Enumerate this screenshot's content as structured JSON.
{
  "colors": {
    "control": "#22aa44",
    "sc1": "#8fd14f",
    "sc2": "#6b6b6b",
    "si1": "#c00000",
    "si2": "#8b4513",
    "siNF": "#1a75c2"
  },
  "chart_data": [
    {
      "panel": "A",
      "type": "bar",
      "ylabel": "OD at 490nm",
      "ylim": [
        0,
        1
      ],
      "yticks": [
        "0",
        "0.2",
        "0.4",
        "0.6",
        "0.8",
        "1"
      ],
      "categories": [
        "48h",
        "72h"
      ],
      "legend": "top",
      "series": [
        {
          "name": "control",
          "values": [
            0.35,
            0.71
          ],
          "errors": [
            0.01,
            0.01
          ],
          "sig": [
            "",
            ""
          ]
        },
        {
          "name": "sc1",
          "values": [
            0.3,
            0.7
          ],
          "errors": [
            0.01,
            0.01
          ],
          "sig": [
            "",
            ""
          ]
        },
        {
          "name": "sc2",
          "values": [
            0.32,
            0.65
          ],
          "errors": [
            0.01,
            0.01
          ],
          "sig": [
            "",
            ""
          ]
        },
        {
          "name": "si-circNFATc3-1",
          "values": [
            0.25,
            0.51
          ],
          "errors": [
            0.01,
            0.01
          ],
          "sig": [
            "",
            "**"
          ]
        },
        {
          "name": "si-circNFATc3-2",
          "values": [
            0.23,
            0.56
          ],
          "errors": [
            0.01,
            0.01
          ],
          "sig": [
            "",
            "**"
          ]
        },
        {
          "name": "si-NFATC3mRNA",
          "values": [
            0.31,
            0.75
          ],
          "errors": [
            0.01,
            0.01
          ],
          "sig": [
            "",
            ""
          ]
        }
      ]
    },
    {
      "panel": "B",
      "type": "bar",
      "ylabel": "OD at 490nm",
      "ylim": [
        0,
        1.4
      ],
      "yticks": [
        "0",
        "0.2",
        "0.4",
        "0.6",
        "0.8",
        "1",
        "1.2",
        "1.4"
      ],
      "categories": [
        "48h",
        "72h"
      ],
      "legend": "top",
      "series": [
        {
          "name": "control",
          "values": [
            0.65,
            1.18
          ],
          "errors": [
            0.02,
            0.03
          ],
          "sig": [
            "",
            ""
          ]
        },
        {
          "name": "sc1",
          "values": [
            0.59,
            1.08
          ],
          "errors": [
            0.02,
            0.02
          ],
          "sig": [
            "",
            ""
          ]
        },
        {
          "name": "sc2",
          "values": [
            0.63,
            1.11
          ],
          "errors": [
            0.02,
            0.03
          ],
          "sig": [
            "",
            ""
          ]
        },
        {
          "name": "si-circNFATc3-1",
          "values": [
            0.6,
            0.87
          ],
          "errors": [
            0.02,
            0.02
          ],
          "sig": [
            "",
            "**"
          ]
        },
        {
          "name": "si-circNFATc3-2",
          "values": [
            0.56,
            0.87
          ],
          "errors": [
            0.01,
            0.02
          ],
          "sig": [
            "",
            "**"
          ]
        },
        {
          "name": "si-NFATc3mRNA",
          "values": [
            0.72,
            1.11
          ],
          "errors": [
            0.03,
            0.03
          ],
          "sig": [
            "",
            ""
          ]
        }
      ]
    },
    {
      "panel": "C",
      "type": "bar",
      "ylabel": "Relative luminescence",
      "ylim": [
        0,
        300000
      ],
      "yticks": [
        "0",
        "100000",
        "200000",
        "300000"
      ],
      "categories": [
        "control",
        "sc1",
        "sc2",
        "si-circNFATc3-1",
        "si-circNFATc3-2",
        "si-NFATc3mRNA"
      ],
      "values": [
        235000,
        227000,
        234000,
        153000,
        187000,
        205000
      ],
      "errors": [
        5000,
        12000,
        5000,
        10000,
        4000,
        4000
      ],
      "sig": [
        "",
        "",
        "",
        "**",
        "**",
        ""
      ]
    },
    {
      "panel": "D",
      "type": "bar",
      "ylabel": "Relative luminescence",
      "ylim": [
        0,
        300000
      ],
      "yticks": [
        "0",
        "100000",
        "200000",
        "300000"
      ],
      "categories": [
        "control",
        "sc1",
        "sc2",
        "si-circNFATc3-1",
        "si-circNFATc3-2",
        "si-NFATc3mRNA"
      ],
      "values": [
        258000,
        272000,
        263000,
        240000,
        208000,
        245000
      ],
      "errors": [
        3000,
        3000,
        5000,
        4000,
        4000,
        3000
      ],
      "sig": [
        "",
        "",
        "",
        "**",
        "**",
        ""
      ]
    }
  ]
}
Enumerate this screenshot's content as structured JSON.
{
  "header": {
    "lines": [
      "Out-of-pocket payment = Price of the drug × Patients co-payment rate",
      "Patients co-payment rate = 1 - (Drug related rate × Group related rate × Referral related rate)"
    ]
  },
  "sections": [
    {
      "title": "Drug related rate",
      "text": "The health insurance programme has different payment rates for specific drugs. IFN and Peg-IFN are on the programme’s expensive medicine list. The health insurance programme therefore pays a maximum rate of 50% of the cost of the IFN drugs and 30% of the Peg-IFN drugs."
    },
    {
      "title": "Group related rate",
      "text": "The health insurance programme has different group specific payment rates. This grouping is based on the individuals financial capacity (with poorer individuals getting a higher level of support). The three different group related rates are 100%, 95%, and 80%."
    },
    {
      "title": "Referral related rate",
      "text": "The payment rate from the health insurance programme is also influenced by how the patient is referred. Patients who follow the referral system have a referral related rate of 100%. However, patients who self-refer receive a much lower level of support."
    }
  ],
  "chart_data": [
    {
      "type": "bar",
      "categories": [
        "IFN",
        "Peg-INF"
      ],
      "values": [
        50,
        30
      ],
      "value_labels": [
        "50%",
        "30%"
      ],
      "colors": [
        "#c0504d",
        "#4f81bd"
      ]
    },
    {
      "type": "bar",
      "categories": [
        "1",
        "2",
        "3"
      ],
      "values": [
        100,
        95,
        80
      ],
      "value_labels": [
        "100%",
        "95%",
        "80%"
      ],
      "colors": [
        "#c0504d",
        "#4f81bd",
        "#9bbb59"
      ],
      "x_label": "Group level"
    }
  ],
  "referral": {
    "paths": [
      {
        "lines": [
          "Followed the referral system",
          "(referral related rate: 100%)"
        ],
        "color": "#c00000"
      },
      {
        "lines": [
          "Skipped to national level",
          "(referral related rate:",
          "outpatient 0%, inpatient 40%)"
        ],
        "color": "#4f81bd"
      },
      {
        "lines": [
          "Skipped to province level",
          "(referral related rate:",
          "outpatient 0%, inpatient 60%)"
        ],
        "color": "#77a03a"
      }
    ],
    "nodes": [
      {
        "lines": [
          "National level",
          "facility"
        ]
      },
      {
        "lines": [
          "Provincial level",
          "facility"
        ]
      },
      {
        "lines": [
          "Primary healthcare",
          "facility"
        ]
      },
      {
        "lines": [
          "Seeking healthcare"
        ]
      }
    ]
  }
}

[Work to complete]
Every entry above must appear again in the reply, exactly as it stands.

[Written response]
Enumerate this screenshot's content as structured JSON.
{
  "colors": {
    "control": "#22aa44",
    "sc1": "#8fd14f",
    "sc2": "#6b6b6b",
    "si1": "#c00000",
    "si2": "#8b4513",
    "siNF": "#1a75c2"
  },
  "chart_data": [
    {
      "panel": "A",
      "type": "bar",
      "ylabel": "OD at 490nm",
      "ylim": [
        0,
        1
      ],
      "yticks": [
        "0",
        "0.2",
        "0.4",
        "0.6",
        "0.8",
        "1"
      ],
      "categories": [
        "48h",
        "72h"
      ],
      "legend": "top",
      "series": [
        {
          "name": "control",
          "values": [
            0.35,
            0.71
          ],
          "errors": [
            0.01,
            0.01
          ],
          "sig": [
            "",
            ""
          ]
        },
        {
          "name": "sc1",
          "values": [
            0.3,
            0.7
          ],
          "errors": [
            0.01,
            0.01
          ],
          "sig": [
            "",
            ""
          ]
        },
        {
          "name": "sc2",
          "values": [
            0.32,
            0.65
          ],
          "errors": [
            0.01,
            0.01
          ],
          "sig": [
            "",
            ""
          ]
        },
        {
          "name": "si-circNFATc3-1",
          "values": [
            0.25,
            0.51
          ],
          "errors": [
            0.01,
            0.01
          ],
          "sig": [
            "",
            "**"
          ]
        },
        {
          "name": "si-circNFATc3-2",
          "values": [
            0.23,
            0.56
          ],
          "errors": [
            0.01,
            0.01
          ],
          "sig": [
            "",
            "**"
          ]
        },
        {
          "name": "si-NFATC3mRNA",
          "values": [
            0.31,
            0.75
          ],
          "errors": [
            0.01,
            0.01
          ],
          "sig": [
            "",
            ""
          ]
        }
      ]
    },
    {
      "panel": "B",
      "type": "bar",
      "ylabel": "OD at 490nm",
      "ylim": [
        0,
        1.4
      ],
      "yticks": [
        "0",
        "0.2",
        "0.4",
        "0.6",
        "0.8",
        "1",
        "1.2",
        "1.4"
      ],
      "categories": [
        "48h",
        "72h"
      ],
      "legend": "top",
      "series": [
        {
          "name": "control",
          "values": [
            0.65,
            1.18
          ],
          "errors": [
            0.02,
            0.03
          ],
          "sig": [
            "",
            ""
          ]
        },
        {
          "name": "sc1",
          "values": [
            0.59,
            1.08
          ],
          "errors": [
            0.02,
            0.02
          ],
          "sig": [
            "",
            ""
          ]
        },
        {
          "name": "sc2",
          "values": [
            0.63,
            1.11
          ],
          "errors": [
            0.02,
            0.03
          ],
          "sig": [
            "",
            ""
          ]
        },
        {
          "name": "si-circNFATc3-1",
          "values": [
            0.6,
            0.87
          ],
          "errors": [
            0.02,
            0.02
          ],
          "sig": [
            "",
            "**"
          ]
        },
        {
          "name": "si-circNFATc3-2",
          "values": [
            0.56,
            0.87
          ],
          "errors": [
            0.01,
            0.02
          ],
          "sig": [
            "",
            "**"
          ]
        },
        {
          "name": "si-NFATc3mRNA",
          "values": [
            0.72,
            1.11
          ],
          "errors": [
            0.03,
            0.03
          ],
          "sig": [
            "",
            ""
          ]
        }
      ]
    },
    {
      "panel": "C",
      "type": "bar",
      "ylabel": "Relative luminescence",
      "ylim": [
        0,
        300000
      ],
      "yticks": [
        "0",
        "100000",
        "200000",
        "300000"
      ],
      "categories": [
        "control",
        "sc1",
        "sc2",
        "si-circNFATc3-1",
        "si-circNFATc3-2",
        "si-NFATc3mRNA"
      ],
      "values": [
        235000,
        227000,
        234000,
        153000,
        187000,
        205000
      ],
      "errors": [
        5000,
        12000,
        5000,
        10000,
        4000,
        4000
      ],
      "sig": [
        "",
        "",
        "",
        "**",
        "**",
        ""
      ]
    },
    {
      "panel": "D",
      "type": "bar",
      "ylabel": "Relative luminescence",
      "ylim": [
        0,
        300000
      ],
      "yticks": [
        "0",
        "100000",
        "200000",
        "300000"
      ],
      "categories": [
        "control",
        "sc1",
        "sc2",
        "si-circNFATc3-1",
        "si-circNFATc3-2",
        "si-NFATc3mRNA"
      ],
      "values": [
        258000,
        272000,
        263000,
        240000,
        208000,
        245000
      ],
      "errors": [
        3000,
        3000,
        5000,
        4000,
        4000,
        3000
      ],
      "sig": [
        "",
        "",
        "",
        "**",
        "**",
        ""
      ]
    }
  ]
}
Enumerate this screenshot's content as structured JSON.
{
  "header": {
    "lines": [
      "Out-of-pocket payment = Price of the drug × Patients co-payment rate",
      "Patients co-payment rate = 1 - (Drug related rate × Group related rate × Referral related rate)"
    ]
  },
  "sections": [
    {
      "title": "Drug related rate",
      "text": "The health insurance programme has different payment rates for specific drugs. IFN and Peg-IFN are on the programme’s expensive medicine list. The health insurance programme therefore pays a maximum rate of 50% of the cost of the IFN drugs and 30% of the Peg-IFN drugs."
    },
    {
      "title": "Group related rate",
      "text": "The health insurance programme has different group specific payment rates. This grouping is based on the individuals financial capacity (with poorer individuals getting a higher level of support). The three different group related rates are 100%, 95%, and 80%."
    },
    {
      "title": "Referral related rate",
      "text": "The payment rate from the health insurance programme is also influenced by how the patient is referred. Patients who follow the referral system have a referral related rate of 100%. However, patients who self-refer receive a much lower level of support."
    }
  ],
  "chart_data": [
    {
      "type": "bar",
      "categories": [
        "IFN",
        "Peg-INF"
      ],
      "values": [
        50,
        30
      ],
      "value_labels": [
        "50%",
        "30%"
      ],
      "colors": [
        "#c0504d",
        "#4f81bd"
      ]
    },
    {
      "type": "bar",
      "categories": [
        "1",
        "2",
        "3"
      ],
      "values": [
        100,
        95,
        80
      ],
      "value_labels": [
        "100%",
        "95%",
        "80%"
      ],
      "colors": [
        "#c0504d",
        "#4f81bd",
        "#9bbb59"
      ],
      "x_label": "Group level"
    }
  ],
  "referral": {
    "paths": [
      {
        "lines": [
          "Followed the referral system",
          "(referral related rate: 100%)"
        ],
        "color": "#c00000"
      },
      {
        "lines": [
          "Skipped to national level",
          "(referral related rate:",
          "outpatient 0%, inpatient 40%)"
        ],
        "color": "#4f81bd"
      },
      {
        "lines": [
          "Skipped to province level",
          "(referral related rate:",
          "outpatient 0%, inpatient 60%)"
        ],
        "color": "#77a03a"
      }
    ],
    "nodes": [
      {
        "lines": [
          "National level",
          "facility"
        ]
      },
      {
        "lines": [
          "Provincial level",
          "facility"
        ]
      },
      {
        "lines": [
          "Primary healthcare",
          "facility"
        ]
      },
      {
        "lines": [
          "Seeking healthcare"
        ]
      }
    ]
  }
}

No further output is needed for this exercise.